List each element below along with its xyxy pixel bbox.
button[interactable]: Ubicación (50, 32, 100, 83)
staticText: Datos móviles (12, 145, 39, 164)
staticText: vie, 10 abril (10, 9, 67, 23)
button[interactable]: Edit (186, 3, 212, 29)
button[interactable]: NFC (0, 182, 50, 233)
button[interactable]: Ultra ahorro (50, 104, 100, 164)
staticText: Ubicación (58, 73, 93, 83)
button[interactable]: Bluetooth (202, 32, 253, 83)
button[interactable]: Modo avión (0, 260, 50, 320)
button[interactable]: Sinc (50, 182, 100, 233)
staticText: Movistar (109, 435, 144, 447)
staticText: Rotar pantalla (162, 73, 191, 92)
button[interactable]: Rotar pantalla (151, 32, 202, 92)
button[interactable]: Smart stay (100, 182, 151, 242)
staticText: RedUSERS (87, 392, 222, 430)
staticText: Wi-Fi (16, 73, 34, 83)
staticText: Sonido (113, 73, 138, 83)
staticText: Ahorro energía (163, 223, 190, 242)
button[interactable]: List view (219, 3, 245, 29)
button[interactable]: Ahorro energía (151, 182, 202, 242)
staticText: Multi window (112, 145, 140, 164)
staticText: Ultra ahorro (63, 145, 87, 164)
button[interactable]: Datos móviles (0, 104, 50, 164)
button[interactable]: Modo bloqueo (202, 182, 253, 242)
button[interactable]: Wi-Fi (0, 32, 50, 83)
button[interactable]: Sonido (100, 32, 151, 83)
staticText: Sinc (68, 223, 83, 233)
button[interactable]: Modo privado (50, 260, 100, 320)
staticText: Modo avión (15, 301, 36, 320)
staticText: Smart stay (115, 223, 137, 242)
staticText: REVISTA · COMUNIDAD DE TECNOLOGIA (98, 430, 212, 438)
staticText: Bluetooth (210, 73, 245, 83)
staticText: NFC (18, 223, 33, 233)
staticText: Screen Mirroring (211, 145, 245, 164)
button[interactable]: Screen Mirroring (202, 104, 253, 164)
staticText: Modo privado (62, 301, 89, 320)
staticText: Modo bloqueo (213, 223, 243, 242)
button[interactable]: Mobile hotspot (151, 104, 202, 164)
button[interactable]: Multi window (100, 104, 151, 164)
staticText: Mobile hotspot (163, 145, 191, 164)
◆ ◆ ◆ ◆
Format every line of the items above as a JSON list of strings, with one string per line and blank lines omitted.

[
  "List each element below along with its xyxy pixel bbox.",
  "button[interactable]: Ubicación (50, 32, 100, 83)",
  "staticText: Datos móviles (12, 145, 39, 164)",
  "staticText: vie, 10 abril (10, 9, 67, 23)",
  "button[interactable]: Edit (186, 3, 212, 29)",
  "button[interactable]: NFC (0, 182, 50, 233)",
  "button[interactable]: Ultra ahorro (50, 104, 100, 164)",
  "staticText: Ubicación (58, 73, 93, 83)",
  "button[interactable]: Bluetooth (202, 32, 253, 83)",
  "button[interactable]: Modo avión (0, 260, 50, 320)",
  "button[interactable]: Sinc (50, 182, 100, 233)",
  "staticText: Movistar (109, 435, 144, 447)",
  "staticText: Rotar pantalla (162, 73, 191, 92)",
  "button[interactable]: Rotar pantalla (151, 32, 202, 92)",
  "button[interactable]: Smart stay (100, 182, 151, 242)",
  "staticText: RedUSERS (87, 392, 222, 430)",
  "staticText: Wi-Fi (16, 73, 34, 83)",
  "staticText: Sonido (113, 73, 138, 83)",
  "staticText: Ahorro energía (163, 223, 190, 242)",
  "button[interactable]: List view (219, 3, 245, 29)",
  "button[interactable]: Ahorro energía (151, 182, 202, 242)",
  "staticText: Multi window (112, 145, 140, 164)",
  "staticText: Ultra ahorro (63, 145, 87, 164)",
  "button[interactable]: Datos móviles (0, 104, 50, 164)",
  "button[interactable]: Modo bloqueo (202, 182, 253, 242)",
  "button[interactable]: Wi-Fi (0, 32, 50, 83)",
  "button[interactable]: Sonido (100, 32, 151, 83)",
  "staticText: Sinc (68, 223, 83, 233)",
  "button[interactable]: Modo privado (50, 260, 100, 320)",
  "staticText: Modo avión (15, 301, 36, 320)",
  "staticText: Smart stay (115, 223, 137, 242)",
  "staticText: REVISTA · COMUNIDAD DE TECNOLOGIA (98, 430, 212, 438)",
  "staticText: Bluetooth (210, 73, 245, 83)",
  "staticText: NFC (18, 223, 33, 233)",
  "staticText: Screen Mirroring (211, 145, 245, 164)",
  "button[interactable]: Screen Mirroring (202, 104, 253, 164)",
  "staticText: Modo privado (62, 301, 89, 320)",
  "staticText: Modo bloqueo (213, 223, 243, 242)",
  "button[interactable]: Mobile hotspot (151, 104, 202, 164)",
  "button[interactable]: Multi window (100, 104, 151, 164)",
  "staticText: Mobile hotspot (163, 145, 191, 164)"
]